• AIM
From the entries that follow, list every line in which the string "username" appears.
::: RECORDS PROVIDED :::
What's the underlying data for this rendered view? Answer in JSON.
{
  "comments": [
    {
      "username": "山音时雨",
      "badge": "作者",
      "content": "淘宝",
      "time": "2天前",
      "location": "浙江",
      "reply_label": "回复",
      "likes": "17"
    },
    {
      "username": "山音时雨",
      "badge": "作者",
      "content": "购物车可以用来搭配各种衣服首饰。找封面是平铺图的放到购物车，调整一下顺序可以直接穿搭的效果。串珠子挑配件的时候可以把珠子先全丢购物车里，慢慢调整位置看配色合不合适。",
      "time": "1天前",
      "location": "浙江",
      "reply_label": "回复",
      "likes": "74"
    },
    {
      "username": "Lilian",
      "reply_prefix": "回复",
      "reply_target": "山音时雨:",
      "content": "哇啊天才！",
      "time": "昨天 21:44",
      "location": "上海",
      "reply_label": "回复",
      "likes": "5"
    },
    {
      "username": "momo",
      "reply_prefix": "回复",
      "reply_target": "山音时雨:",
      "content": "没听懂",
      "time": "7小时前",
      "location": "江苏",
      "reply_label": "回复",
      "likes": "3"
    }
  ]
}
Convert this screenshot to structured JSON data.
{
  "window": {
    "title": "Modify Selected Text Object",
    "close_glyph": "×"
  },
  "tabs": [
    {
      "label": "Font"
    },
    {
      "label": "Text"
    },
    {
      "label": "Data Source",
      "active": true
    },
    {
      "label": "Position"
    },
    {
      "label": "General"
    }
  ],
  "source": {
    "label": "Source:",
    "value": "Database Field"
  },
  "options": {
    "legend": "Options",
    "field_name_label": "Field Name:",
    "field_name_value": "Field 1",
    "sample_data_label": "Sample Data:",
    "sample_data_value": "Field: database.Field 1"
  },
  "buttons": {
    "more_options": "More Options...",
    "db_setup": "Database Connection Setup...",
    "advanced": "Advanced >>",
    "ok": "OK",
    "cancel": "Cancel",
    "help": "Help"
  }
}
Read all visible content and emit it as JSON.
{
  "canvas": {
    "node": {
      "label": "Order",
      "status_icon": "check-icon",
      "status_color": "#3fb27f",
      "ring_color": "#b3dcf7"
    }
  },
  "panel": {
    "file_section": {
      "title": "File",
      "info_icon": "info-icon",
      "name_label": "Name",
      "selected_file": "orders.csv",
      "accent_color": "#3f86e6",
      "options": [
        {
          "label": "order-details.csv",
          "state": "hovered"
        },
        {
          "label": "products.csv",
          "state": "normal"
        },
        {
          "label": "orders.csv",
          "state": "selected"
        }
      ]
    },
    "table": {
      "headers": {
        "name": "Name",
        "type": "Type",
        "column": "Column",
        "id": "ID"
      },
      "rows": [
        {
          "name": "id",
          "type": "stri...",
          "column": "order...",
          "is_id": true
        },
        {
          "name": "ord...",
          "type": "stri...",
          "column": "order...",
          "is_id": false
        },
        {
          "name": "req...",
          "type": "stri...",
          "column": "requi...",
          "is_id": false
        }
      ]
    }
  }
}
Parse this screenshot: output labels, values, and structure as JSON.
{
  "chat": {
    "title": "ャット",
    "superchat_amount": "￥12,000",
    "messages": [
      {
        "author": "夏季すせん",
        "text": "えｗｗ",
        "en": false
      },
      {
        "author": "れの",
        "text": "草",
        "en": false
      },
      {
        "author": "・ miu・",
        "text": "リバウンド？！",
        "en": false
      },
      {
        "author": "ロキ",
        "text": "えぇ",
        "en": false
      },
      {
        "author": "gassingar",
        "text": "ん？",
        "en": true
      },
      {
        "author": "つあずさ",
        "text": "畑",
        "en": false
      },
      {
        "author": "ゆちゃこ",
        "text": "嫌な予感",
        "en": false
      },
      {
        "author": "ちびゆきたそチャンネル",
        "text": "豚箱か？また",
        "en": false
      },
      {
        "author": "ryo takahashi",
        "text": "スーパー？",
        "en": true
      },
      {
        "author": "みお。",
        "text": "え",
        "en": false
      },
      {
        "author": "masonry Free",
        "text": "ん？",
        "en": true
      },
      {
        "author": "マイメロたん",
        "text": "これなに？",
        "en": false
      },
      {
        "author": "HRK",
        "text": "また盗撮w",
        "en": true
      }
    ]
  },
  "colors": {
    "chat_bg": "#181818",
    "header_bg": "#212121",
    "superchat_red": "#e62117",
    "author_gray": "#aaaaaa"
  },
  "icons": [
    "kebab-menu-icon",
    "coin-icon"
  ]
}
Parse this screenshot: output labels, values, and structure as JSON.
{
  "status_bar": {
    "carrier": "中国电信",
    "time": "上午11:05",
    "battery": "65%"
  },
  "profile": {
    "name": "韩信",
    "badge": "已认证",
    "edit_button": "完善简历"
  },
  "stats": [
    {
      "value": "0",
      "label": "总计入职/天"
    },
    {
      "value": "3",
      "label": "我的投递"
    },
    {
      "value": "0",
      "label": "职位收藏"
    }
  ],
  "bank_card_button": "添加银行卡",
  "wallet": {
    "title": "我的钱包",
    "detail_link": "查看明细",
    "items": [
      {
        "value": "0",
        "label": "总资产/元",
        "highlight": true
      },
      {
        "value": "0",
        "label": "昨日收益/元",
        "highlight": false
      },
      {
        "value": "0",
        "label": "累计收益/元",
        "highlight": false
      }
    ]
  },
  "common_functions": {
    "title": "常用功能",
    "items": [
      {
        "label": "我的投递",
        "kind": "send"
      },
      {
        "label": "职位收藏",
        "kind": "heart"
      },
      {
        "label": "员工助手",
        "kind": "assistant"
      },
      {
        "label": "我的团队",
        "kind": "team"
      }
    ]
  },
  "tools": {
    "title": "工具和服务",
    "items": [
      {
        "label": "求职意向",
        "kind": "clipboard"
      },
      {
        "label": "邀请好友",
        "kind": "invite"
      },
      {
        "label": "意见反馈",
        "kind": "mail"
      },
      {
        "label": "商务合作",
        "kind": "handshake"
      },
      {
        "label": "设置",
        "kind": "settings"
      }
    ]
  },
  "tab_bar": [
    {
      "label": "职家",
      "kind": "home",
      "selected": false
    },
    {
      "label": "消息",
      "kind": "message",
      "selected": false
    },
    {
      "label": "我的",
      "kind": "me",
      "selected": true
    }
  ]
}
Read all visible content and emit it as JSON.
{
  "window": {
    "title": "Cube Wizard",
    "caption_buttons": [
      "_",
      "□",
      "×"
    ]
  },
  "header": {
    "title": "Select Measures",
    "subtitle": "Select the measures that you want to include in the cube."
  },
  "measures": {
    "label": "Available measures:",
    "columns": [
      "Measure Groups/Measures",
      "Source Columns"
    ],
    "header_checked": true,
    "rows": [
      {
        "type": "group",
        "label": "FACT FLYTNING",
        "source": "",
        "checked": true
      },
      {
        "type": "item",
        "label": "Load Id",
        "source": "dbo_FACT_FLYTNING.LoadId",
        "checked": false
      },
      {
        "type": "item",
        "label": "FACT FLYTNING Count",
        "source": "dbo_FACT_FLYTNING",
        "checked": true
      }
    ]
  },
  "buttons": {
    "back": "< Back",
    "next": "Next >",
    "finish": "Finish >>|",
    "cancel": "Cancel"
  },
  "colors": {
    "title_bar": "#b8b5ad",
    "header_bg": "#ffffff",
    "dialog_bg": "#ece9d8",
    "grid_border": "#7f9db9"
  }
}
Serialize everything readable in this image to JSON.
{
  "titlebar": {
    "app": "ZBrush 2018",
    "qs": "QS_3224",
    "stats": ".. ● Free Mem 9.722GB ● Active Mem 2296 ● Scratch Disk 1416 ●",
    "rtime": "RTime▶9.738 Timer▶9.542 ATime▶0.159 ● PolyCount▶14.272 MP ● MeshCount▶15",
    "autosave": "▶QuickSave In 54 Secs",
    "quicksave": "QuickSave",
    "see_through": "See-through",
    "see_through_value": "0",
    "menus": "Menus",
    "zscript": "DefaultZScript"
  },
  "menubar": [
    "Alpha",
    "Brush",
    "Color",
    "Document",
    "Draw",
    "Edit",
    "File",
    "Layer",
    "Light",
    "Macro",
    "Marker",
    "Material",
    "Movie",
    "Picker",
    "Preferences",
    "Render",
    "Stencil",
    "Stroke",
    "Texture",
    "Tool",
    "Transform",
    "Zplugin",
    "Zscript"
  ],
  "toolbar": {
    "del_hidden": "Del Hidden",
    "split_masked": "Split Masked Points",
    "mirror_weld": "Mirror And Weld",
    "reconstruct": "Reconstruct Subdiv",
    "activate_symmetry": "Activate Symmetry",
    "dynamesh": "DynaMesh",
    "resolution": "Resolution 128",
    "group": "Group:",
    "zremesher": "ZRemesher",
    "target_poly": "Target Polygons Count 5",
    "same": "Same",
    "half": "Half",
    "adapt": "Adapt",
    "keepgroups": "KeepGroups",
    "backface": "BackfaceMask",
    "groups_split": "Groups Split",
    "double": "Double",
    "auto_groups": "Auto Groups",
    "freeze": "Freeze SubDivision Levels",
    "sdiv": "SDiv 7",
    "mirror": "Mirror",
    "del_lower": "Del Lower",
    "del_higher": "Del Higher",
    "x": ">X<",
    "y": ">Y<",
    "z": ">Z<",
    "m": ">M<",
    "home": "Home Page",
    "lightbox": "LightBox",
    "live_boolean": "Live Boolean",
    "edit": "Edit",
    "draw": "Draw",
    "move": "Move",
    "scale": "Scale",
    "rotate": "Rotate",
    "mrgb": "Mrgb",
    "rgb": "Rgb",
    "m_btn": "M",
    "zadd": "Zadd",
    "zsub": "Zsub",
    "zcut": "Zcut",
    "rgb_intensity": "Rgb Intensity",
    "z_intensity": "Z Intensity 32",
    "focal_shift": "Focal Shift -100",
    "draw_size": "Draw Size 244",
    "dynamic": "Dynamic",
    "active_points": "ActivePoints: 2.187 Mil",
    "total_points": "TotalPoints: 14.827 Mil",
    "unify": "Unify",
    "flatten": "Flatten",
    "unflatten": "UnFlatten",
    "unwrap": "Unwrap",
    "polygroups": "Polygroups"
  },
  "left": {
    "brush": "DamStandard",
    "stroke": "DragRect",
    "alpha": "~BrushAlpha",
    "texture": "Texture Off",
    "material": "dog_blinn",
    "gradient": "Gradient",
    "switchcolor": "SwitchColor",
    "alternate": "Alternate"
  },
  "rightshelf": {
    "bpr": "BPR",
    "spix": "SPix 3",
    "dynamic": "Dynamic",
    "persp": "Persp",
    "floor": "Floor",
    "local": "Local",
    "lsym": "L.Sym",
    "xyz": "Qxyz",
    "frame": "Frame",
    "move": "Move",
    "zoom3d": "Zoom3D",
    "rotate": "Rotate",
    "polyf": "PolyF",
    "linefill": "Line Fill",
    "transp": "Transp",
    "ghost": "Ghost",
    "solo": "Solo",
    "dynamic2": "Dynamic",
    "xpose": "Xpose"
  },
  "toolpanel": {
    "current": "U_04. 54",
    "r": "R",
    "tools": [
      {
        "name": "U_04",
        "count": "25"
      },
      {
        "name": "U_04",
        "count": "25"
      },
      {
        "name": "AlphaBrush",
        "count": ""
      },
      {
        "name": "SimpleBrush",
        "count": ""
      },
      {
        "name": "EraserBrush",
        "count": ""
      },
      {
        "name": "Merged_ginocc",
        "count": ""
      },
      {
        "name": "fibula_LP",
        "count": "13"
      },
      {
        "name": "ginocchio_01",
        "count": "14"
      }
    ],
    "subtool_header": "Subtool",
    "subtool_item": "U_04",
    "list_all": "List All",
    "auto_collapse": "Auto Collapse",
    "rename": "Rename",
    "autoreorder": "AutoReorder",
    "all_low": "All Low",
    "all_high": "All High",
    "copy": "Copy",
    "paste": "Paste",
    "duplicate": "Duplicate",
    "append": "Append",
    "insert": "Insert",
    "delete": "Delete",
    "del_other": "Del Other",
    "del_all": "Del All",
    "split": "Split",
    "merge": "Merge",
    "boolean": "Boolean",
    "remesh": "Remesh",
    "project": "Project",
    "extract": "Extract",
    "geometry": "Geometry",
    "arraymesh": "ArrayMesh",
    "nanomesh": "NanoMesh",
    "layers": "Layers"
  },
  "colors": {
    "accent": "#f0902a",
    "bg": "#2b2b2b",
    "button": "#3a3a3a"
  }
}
:::
• SOLUTION
      "username": "山音时雨",
      "username": "山音时雨",
      "username": "Lilian",
      "username": "momo",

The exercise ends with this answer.